>> start

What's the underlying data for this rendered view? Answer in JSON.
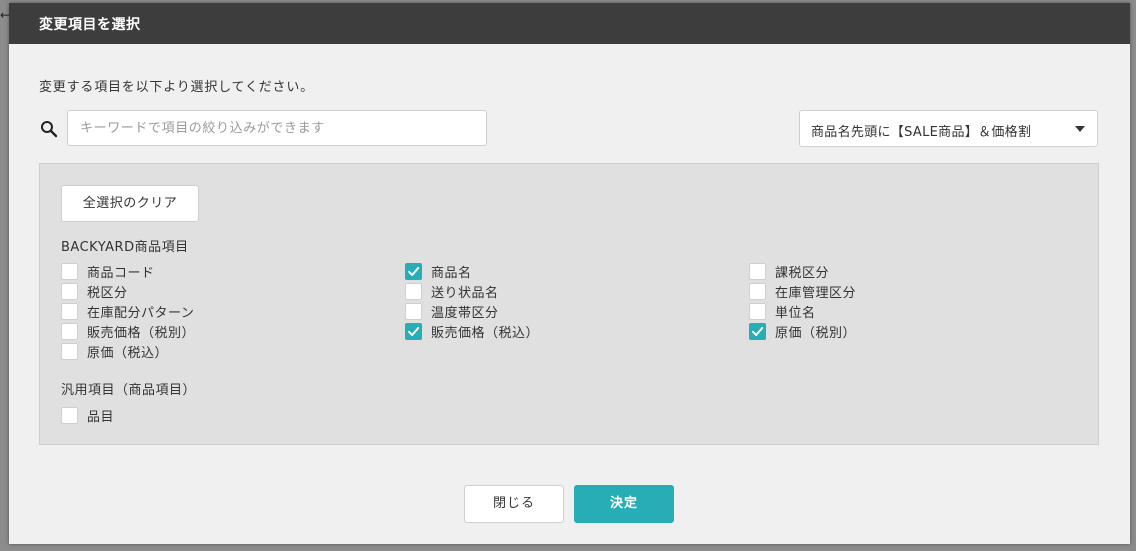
{
  "dialog": {
    "title": "変更項目を選択",
    "instruction": "変更する項目を以下より選択してください。"
  },
  "search": {
    "placeholder": "キーワードで項目の絞り込みができます",
    "value": ""
  },
  "preset": {
    "selected": "商品名先頭に【SALE商品】＆価格割"
  },
  "panel": {
    "clear_label": "全選択のクリア",
    "sections": [
      {
        "title": "BACKYARD商品項目",
        "items": [
          {
            "label": "商品コード",
            "checked": false
          },
          {
            "label": "商品名",
            "checked": true
          },
          {
            "label": "課税区分",
            "checked": false
          },
          {
            "label": "税区分",
            "checked": false
          },
          {
            "label": "送り状品名",
            "checked": false
          },
          {
            "label": "在庫管理区分",
            "checked": false
          },
          {
            "label": "在庫配分パターン",
            "checked": false
          },
          {
            "label": "温度帯区分",
            "checked": false
          },
          {
            "label": "単位名",
            "checked": false
          },
          {
            "label": "販売価格（税別）",
            "checked": false
          },
          {
            "label": "販売価格（税込）",
            "checked": true
          },
          {
            "label": "原価（税別）",
            "checked": true
          },
          {
            "label": "原価（税込）",
            "checked": false
          }
        ]
      },
      {
        "title": "汎用項目（商品項目）",
        "items": [
          {
            "label": "品目",
            "checked": false
          }
        ]
      }
    ]
  },
  "footer": {
    "close_label": "閉じる",
    "decide_label": "決定"
  },
  "colors": {
    "accent": "#26adb5",
    "header_bg": "#3d3d3d",
    "dialog_bg": "#f0f0f0",
    "panel_bg": "#e0e0e0"
  }
}
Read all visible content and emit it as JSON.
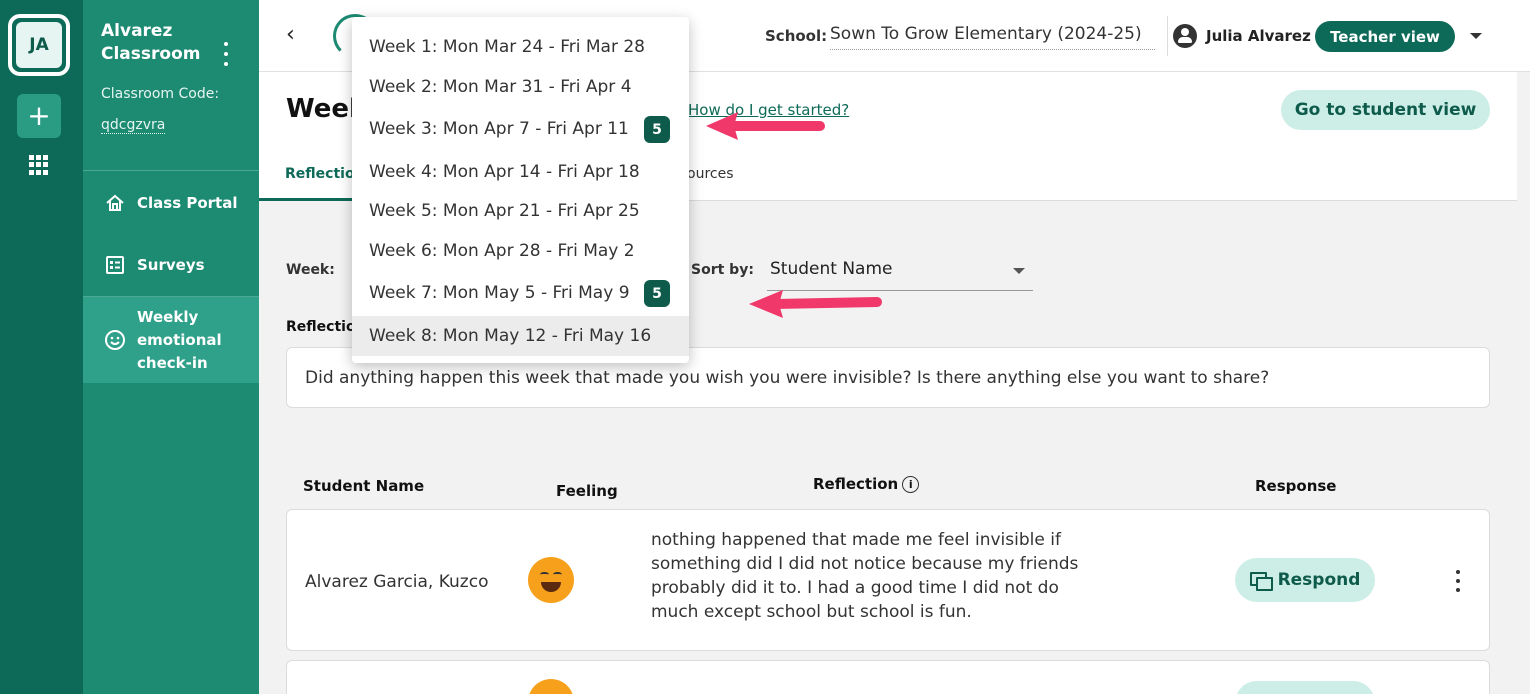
{
  "rail": {
    "avatar_initials": "JA",
    "add_label": "+"
  },
  "sidebar": {
    "classroom_name": "Alvarez Classroom",
    "classroom_code_label": "Classroom Code:",
    "classroom_code": "qdcgzvra",
    "nav": [
      {
        "label": "Class Portal",
        "icon": "home-icon"
      },
      {
        "label": "Surveys",
        "icon": "list-icon"
      },
      {
        "label": "Weekly emotional check-in",
        "icon": "smiley-icon",
        "active": true
      }
    ]
  },
  "topbar": {
    "school_label": "School:",
    "school_value": "Sown To Grow Elementary (2024-25)",
    "user_name": "Julia Alvarez",
    "role_pill": "Teacher view"
  },
  "header": {
    "title_partial": "Week",
    "help_link": "How do I get started?",
    "student_view_button": "Go to student view",
    "tabs": [
      {
        "label": "Reflection",
        "visible_text": "Reflectio",
        "active": true
      },
      {
        "label": "Resources",
        "visible_text": "ources"
      }
    ]
  },
  "filters": {
    "week_label": "Week:",
    "sort_label": "Sort by:",
    "sort_value": "Student Name",
    "reflection_label_partial": "Reflectio"
  },
  "question": "Did anything happen this week that made you wish you were invisible? Is there anything else you want to share?",
  "table": {
    "headers": {
      "student": "Student Name",
      "feeling": "Feeling",
      "reflection": "Reflection",
      "response": "Response"
    },
    "rows": [
      {
        "student": "Alvarez Garcia, Kuzco",
        "feeling": "happy",
        "reflection": "nothing happened that made me feel invisible if something did I did not notice because my friends probably did it to. I had a good time I did not do much except school but school is fun.",
        "respond_label": "Respond"
      }
    ]
  },
  "week_dropdown": {
    "options": [
      {
        "label": "Week 1: Mon Mar 24 - Fri Mar 28"
      },
      {
        "label": "Week 2: Mon Mar 31 - Fri Apr 4"
      },
      {
        "label": "Week 3: Mon Apr 7 - Fri Apr 11",
        "badge": "5"
      },
      {
        "label": "Week 4: Mon Apr 14 - Fri Apr 18"
      },
      {
        "label": "Week 5: Mon Apr 21 - Fri Apr 25"
      },
      {
        "label": "Week 6: Mon Apr 28 - Fri May 2"
      },
      {
        "label": "Week 7: Mon May 5 - Fri May 9",
        "badge": "5"
      },
      {
        "label": "Week 8: Mon May 12 - Fri May 16",
        "highlighted": true
      }
    ]
  },
  "colors": {
    "rail": "#0e6a58",
    "sidebar": "#1d8a72",
    "accent": "#0e5b4c",
    "button_light": "#cdeee6",
    "arrow": "#f0386b"
  }
}
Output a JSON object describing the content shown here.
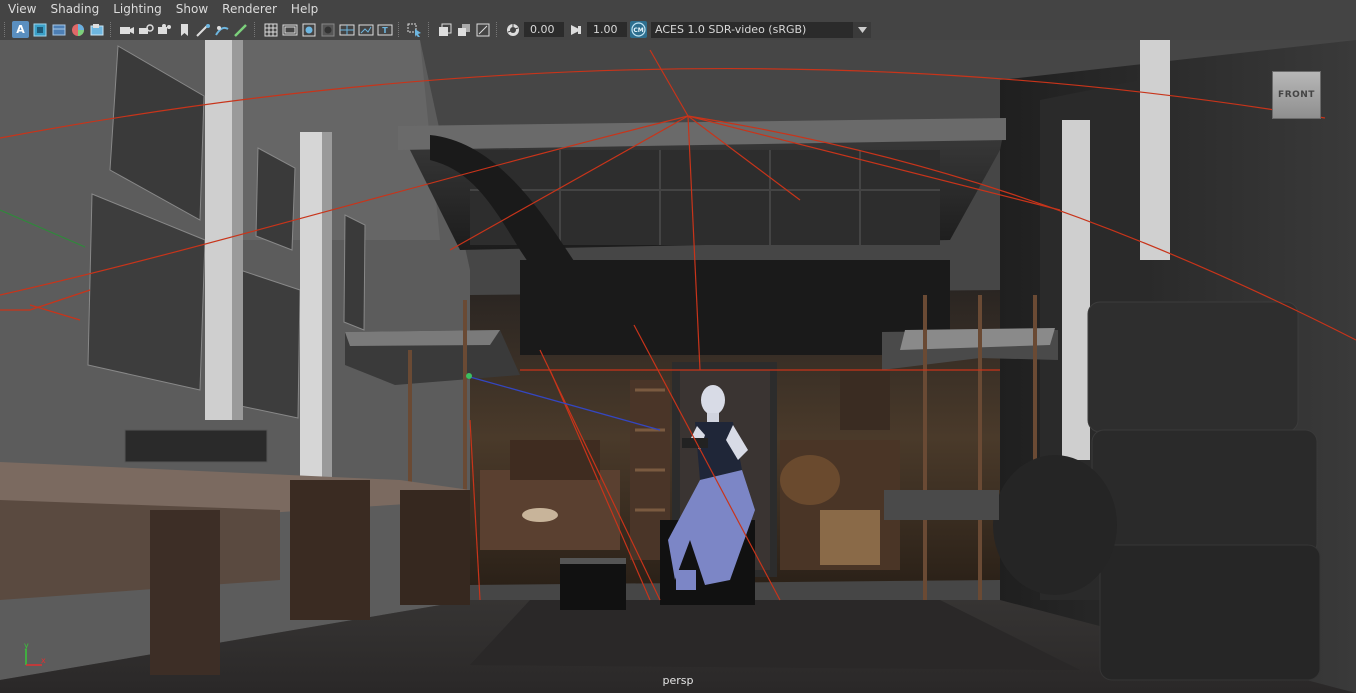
{
  "menu": {
    "items": [
      "View",
      "Shading",
      "Lighting",
      "Show",
      "Renderer",
      "Help"
    ]
  },
  "toolbar": {
    "exposure_value": "0.00",
    "gamma_value": "1.00",
    "color_management_label": "CM",
    "view_transform": "ACES 1.0 SDR-video (sRGB)",
    "select_camera_letter": "A",
    "text_tool_letter": "T"
  },
  "viewport": {
    "camera_name": "persp",
    "view_cube_face": "FRONT",
    "axis_y": "y",
    "axis_x": "x",
    "background_color": "#464646"
  },
  "colors": {
    "accent": "#5a8fc0",
    "light_wireframe": "#c8341a",
    "ui_background": "#444444"
  }
}
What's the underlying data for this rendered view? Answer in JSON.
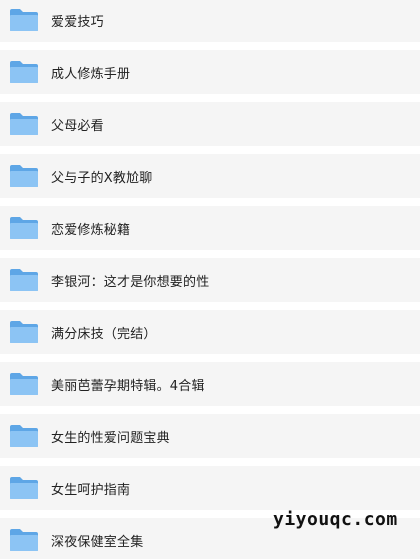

>> end

**Task**
Transcribe the material exactly, leaving every picture out.

**Solved exercise**
What's the underlying data for this rendered view? Answer in JSON.
{
  "dialog": {
    "title": "変更項目を選択",
    "instruction": "変更する項目を以下より選択してください。"
  },
  "search": {
    "placeholder": "キーワードで項目の絞り込みができます",
    "value": ""
  },
  "preset": {
    "selected": "商品名先頭に【SALE商品】＆価格割"
  },
  "panel": {
    "clear_label": "全選択のクリア",
    "sections": [
      {
        "title": "BACKYARD商品項目",
        "items": [
          {
            "label": "商品コード",
            "checked": false
          },
          {
            "label": "商品名",
            "checked": true
          },
          {
            "label": "課税区分",
            "checked": false
          },
          {
            "label": "税区分",
            "checked": false
          },
          {
            "label": "送り状品名",
            "checked": false
          },
          {
            "label": "在庫管理区分",
            "checked": false
          },
          {
            "label": "在庫配分パターン",
            "checked": false
          },
          {
            "label": "温度帯区分",
            "checked": false
          },
          {
            "label": "単位名",
            "checked": false
          },
          {
            "label": "販売価格（税別）",
            "checked": false
          },
          {
            "label": "販売価格（税込）",
            "checked": true
          },
          {
            "label": "原価（税別）",
            "checked": true
          },
          {
            "label": "原価（税込）",
            "checked": false
          }
        ]
      },
      {
        "title": "汎用項目（商品項目）",
        "items": [
          {
            "label": "品目",
            "checked": false
          }
        ]
      }
    ]
  },
  "footer": {
    "close_label": "閉じる",
    "decide_label": "決定"
  },
  "colors": {
    "accent": "#26adb5",
    "header_bg": "#3d3d3d",
    "dialog_bg": "#f0f0f0",
    "panel_bg": "#e0e0e0"
  }
}
Read all visible content and emit it as JSON.
{
  "rail": {
    "avatar_initials": "JA",
    "add_label": "+"
  },
  "sidebar": {
    "classroom_name": "Alvarez Classroom",
    "classroom_code_label": "Classroom Code:",
    "classroom_code": "qdcgzvra",
    "nav": [
      {
        "label": "Class Portal",
        "icon": "home-icon"
      },
      {
        "label": "Surveys",
        "icon": "list-icon"
      },
      {
        "label": "Weekly emotional check-in",
        "icon": "smiley-icon",
        "active": true
      }
    ]
  },
  "topbar": {
    "school_label": "School:",
    "school_value": "Sown To Grow Elementary (2024-25)",
    "user_name": "Julia Alvarez",
    "role_pill": "Teacher view"
  },
  "header": {
    "title_partial": "Week",
    "help_link": "How do I get started?",
    "student_view_button": "Go to student view",
    "tabs": [
      {
        "label": "Reflection",
        "visible_text": "Reflectio",
        "active": true
      },
      {
        "label": "Resources",
        "visible_text": "ources"
      }
    ]
  },
  "filters": {
    "week_label": "Week:",
    "sort_label": "Sort by:",
    "sort_value": "Student Name",
    "reflection_label_partial": "Reflectio"
  },
  "question": "Did anything happen this week that made you wish you were invisible? Is there anything else you want to share?",
  "table": {
    "headers": {
      "student": "Student Name",
      "feeling": "Feeling",
      "reflection": "Reflection",
      "response": "Response"
    },
    "rows": [
      {
        "student": "Alvarez Garcia, Kuzco",
        "feeling": "happy",
        "reflection": "nothing happened that made me feel invisible if something did I did not notice because my friends probably did it to. I had a good time I did not do much except school but school is fun.",
        "respond_label": "Respond"
      }
    ]
  },
  "week_dropdown": {
    "options": [
      {
        "label": "Week 1: Mon Mar 24 - Fri Mar 28"
      },
      {
        "label": "Week 2: Mon Mar 31 - Fri Apr 4"
      },
      {
        "label": "Week 3: Mon Apr 7 - Fri Apr 11",
        "badge": "5"
      },
      {
        "label": "Week 4: Mon Apr 14 - Fri Apr 18"
      },
      {
        "label": "Week 5: Mon Apr 21 - Fri Apr 25"
      },
      {
        "label": "Week 6: Mon Apr 28 - Fri May 2"
      },
      {
        "label": "Week 7: Mon May 5 - Fri May 9",
        "badge": "5"
      },
      {
        "label": "Week 8: Mon May 12 - Fri May 16",
        "highlighted": true
      }
    ]
  },
  "colors": {
    "rail": "#0e6a58",
    "sidebar": "#1d8a72",
    "accent": "#0e5b4c",
    "button_light": "#cdeee6",
    "arrow": "#f0386b"
  }
}
Output a JSON object describing the content shown here.
{
  "menu": {
    "items": [
      "View",
      "Shading",
      "Lighting",
      "Show",
      "Renderer",
      "Help"
    ]
  },
  "toolbar": {
    "exposure_value": "0.00",
    "gamma_value": "1.00",
    "color_management_label": "CM",
    "view_transform": "ACES 1.0 SDR-video (sRGB)",
    "select_camera_letter": "A",
    "text_tool_letter": "T"
  },
  "viewport": {
    "camera_name": "persp",
    "view_cube_face": "FRONT",
    "axis_y": "y",
    "axis_x": "x",
    "background_color": "#464646"
  },
  "colors": {
    "accent": "#5a8fc0",
    "light_wireframe": "#c8341a",
    "ui_background": "#444444"
  }
}
What's the underlying data for this rendered view? Answer in JSON.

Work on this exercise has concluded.